The task:
Return each line of the records holding the string "icon".

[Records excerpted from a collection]
<<<<
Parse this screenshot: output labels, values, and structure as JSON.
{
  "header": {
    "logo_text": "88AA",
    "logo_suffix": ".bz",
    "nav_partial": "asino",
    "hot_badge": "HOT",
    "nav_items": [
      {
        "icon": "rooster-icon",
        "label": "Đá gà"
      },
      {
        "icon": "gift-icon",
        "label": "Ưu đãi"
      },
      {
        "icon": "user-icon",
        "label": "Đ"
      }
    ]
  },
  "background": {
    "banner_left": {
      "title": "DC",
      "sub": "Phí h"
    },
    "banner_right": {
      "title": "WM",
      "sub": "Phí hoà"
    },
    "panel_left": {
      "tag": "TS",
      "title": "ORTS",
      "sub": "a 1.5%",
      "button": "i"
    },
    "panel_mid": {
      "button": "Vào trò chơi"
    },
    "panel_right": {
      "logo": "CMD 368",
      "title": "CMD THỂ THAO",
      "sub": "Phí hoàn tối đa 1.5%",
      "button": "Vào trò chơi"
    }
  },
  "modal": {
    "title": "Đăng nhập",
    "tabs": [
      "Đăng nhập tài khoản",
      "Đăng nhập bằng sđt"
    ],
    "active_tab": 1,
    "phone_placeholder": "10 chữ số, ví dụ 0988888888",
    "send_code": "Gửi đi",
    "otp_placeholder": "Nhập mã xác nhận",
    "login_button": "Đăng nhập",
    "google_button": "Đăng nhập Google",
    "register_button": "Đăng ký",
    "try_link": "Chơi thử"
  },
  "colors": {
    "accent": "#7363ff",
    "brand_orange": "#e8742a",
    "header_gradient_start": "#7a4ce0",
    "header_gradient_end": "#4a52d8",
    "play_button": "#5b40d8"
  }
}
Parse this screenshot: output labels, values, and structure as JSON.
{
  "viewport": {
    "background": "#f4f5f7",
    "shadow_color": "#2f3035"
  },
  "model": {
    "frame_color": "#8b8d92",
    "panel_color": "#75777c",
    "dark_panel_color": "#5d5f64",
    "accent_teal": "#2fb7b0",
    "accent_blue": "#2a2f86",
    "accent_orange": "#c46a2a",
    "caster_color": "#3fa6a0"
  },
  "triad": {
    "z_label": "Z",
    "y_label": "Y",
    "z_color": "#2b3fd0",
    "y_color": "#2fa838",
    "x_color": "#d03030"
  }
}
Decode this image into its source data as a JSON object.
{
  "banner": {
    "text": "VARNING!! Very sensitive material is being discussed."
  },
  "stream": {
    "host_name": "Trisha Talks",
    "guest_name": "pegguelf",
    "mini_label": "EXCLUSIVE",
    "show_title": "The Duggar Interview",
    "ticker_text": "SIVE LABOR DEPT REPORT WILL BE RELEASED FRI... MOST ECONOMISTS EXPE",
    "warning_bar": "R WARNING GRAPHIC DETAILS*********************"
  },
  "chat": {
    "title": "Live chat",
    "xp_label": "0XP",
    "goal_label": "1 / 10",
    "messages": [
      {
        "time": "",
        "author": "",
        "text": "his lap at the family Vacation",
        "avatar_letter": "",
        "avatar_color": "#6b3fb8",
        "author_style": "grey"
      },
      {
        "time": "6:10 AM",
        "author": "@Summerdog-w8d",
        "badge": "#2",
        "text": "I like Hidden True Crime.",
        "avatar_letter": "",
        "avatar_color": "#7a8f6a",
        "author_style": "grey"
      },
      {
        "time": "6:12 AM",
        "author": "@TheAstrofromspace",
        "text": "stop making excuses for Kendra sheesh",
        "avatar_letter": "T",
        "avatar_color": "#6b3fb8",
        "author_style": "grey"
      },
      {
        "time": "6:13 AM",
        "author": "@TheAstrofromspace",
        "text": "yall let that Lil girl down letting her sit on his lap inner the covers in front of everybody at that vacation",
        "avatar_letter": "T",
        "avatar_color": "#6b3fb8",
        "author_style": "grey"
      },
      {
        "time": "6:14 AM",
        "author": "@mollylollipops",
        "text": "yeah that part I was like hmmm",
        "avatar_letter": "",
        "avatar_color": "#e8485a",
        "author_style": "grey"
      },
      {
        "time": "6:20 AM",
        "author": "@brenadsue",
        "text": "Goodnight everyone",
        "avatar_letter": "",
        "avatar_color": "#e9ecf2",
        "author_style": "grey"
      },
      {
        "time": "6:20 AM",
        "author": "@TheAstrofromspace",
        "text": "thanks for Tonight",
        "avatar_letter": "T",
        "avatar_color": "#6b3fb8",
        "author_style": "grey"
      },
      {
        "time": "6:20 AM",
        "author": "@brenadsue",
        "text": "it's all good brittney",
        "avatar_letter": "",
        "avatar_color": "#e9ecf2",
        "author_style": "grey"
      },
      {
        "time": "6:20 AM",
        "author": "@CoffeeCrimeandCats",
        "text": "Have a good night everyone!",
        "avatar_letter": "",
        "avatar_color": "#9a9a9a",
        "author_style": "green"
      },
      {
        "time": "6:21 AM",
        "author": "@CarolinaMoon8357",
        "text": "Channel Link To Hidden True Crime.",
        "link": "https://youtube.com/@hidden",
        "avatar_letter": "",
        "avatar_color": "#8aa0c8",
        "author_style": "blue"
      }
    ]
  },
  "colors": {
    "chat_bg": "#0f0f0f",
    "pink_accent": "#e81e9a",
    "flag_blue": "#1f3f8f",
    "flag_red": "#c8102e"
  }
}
>>>>
Full solution:
        "icon": "rooster-icon",
        "icon": "gift-icon",
        "icon": "user-icon",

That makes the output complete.